[Begin SOURCE RECORDS]
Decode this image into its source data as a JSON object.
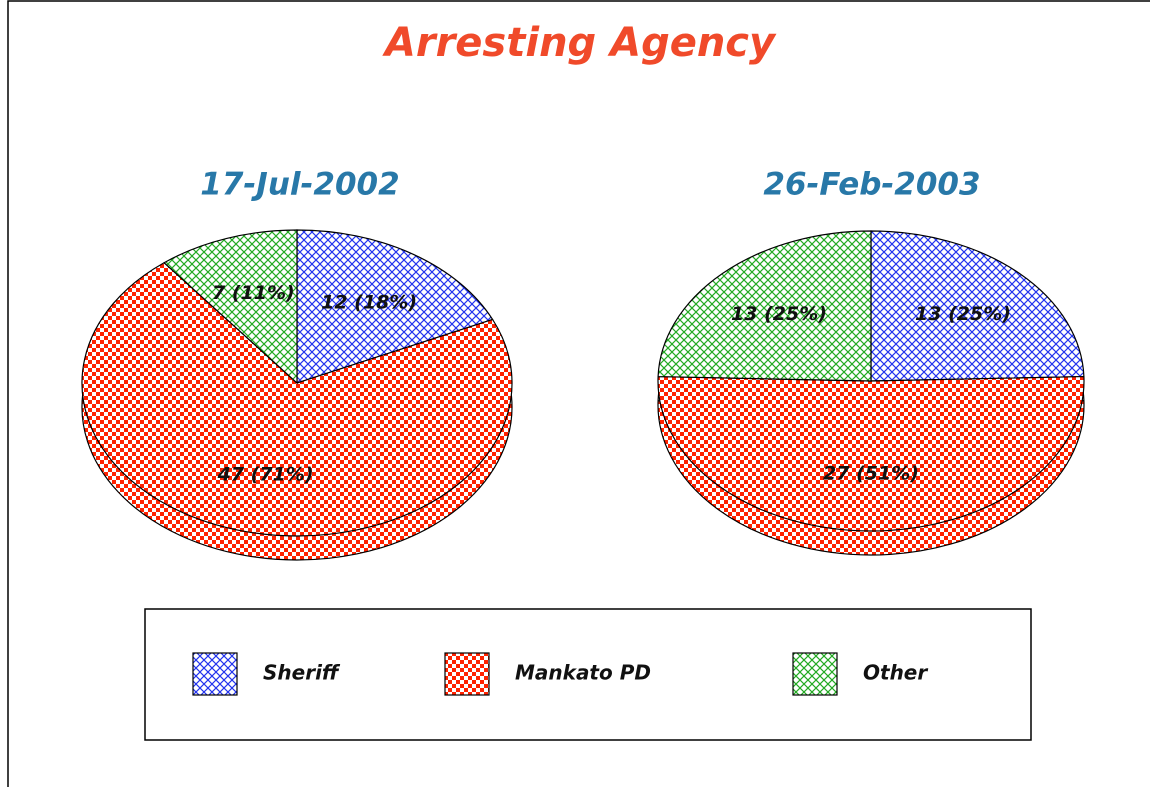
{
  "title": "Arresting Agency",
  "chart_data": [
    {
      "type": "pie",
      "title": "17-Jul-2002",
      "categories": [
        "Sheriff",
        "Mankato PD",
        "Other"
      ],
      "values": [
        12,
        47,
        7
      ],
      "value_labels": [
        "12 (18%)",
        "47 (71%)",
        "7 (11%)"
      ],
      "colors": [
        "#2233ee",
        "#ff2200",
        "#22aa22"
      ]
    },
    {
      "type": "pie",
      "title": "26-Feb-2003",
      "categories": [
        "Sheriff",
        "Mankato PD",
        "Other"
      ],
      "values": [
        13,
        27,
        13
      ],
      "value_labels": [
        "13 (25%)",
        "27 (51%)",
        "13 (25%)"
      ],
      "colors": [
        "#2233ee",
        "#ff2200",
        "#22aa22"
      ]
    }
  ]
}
[End SOURCE RECORDS]
Leaving all pictures aside, quote each record exactly.

- TASK RESPONSE:
Decode this image into its source data as a JSON object.
{
  "title": "Arresting Agency",
  "chart_data": [
    {
      "type": "pie",
      "title": "17-Jul-2002",
      "categories": [
        "Sheriff",
        "Mankato PD",
        "Other"
      ],
      "values": [
        12,
        47,
        7
      ],
      "value_labels": [
        "12 (18%)",
        "47 (71%)",
        "7 (11%)"
      ],
      "colors": [
        "#2233ee",
        "#ff2200",
        "#22aa22"
      ]
    },
    {
      "type": "pie",
      "title": "26-Feb-2003",
      "categories": [
        "Sheriff",
        "Mankato PD",
        "Other"
      ],
      "values": [
        13,
        27,
        13
      ],
      "value_labels": [
        "13 (25%)",
        "27 (51%)",
        "13 (25%)"
      ],
      "colors": [
        "#2233ee",
        "#ff2200",
        "#22aa22"
      ]
    }
  ]
}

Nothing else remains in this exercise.